> [Short problem]
Collect each line holding the string "from".

> [Data for this task]
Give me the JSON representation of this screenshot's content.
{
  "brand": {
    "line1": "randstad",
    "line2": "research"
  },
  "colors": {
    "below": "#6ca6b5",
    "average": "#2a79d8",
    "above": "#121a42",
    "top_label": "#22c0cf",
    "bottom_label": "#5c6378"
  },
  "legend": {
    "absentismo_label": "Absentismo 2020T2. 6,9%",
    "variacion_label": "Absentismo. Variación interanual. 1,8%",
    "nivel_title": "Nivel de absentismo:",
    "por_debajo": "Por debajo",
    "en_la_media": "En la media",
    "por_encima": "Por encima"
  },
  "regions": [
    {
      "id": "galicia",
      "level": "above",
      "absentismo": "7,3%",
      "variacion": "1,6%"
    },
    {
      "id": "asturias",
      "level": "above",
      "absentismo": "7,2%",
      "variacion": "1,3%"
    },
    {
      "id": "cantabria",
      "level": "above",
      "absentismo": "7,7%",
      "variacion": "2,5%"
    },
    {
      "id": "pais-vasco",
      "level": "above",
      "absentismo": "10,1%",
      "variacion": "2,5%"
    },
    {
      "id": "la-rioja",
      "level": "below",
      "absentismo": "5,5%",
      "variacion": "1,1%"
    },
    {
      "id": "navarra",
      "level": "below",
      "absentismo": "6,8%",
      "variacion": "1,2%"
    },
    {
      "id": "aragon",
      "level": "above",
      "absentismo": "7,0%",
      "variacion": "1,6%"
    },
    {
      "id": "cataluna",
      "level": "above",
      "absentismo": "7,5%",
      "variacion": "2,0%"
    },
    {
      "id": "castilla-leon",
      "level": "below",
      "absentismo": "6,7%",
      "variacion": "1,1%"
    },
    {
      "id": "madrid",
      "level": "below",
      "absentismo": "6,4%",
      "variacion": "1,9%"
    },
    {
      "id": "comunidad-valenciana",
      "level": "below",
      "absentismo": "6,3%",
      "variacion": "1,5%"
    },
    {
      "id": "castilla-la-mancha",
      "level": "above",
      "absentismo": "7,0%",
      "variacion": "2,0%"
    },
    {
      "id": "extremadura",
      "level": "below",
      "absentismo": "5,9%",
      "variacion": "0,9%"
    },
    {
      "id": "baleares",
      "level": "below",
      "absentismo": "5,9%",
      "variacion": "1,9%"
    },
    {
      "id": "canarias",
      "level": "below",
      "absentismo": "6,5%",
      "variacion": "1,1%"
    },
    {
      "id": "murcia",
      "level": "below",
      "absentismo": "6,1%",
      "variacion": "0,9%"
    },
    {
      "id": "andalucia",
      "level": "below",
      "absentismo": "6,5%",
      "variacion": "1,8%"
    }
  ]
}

...

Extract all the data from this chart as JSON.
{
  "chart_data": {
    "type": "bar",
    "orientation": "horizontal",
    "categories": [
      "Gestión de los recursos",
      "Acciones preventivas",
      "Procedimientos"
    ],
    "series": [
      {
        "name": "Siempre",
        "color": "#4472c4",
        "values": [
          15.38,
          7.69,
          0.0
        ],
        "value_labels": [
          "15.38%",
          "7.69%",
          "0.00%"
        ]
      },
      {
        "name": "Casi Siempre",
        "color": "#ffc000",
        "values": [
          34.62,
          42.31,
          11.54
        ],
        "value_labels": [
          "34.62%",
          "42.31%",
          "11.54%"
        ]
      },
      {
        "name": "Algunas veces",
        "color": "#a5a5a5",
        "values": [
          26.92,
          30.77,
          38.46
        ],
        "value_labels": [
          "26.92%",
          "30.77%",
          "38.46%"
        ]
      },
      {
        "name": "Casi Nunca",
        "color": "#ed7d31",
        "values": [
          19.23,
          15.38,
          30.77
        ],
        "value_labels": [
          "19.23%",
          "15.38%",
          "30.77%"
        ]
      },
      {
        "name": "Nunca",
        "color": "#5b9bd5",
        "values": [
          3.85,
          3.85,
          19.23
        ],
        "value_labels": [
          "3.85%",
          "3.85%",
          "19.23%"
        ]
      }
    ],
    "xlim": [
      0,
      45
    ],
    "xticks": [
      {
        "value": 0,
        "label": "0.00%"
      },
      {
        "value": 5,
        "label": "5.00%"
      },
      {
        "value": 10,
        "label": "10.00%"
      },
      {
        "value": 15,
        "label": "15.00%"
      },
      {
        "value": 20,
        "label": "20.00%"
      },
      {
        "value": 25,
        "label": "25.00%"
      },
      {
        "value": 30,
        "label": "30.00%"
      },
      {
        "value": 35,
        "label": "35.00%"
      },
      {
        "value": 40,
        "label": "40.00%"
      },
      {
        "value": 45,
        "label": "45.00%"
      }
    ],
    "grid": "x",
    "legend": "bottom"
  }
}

==

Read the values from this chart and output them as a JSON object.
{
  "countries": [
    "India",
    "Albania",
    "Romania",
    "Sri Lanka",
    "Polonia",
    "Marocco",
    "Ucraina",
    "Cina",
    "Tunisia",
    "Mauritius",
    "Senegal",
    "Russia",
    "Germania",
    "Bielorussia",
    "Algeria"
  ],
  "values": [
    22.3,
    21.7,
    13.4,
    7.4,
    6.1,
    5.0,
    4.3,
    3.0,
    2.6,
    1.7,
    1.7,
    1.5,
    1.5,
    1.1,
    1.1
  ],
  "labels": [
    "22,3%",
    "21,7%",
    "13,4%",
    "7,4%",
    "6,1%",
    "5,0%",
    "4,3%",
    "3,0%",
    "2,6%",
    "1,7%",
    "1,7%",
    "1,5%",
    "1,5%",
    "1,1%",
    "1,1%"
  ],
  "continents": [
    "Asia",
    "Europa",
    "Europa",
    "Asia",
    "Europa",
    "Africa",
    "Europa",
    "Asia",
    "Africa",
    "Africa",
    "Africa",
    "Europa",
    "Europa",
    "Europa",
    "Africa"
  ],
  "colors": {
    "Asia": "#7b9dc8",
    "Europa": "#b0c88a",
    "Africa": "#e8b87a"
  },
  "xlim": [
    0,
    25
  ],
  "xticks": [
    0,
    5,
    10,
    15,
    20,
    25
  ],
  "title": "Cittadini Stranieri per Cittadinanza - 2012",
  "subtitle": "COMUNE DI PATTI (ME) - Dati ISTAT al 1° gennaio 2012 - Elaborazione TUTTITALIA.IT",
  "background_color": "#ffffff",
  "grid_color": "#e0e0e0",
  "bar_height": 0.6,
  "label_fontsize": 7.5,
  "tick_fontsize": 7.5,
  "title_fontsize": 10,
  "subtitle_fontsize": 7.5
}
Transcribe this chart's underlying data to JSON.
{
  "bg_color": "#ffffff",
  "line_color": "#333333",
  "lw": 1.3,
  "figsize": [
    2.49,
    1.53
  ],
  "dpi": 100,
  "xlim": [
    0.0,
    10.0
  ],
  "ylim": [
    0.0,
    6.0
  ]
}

> [Result of this exercise]
Extract all the data from this chart as JSON.
Read the values from this chart and output them as a JSON object.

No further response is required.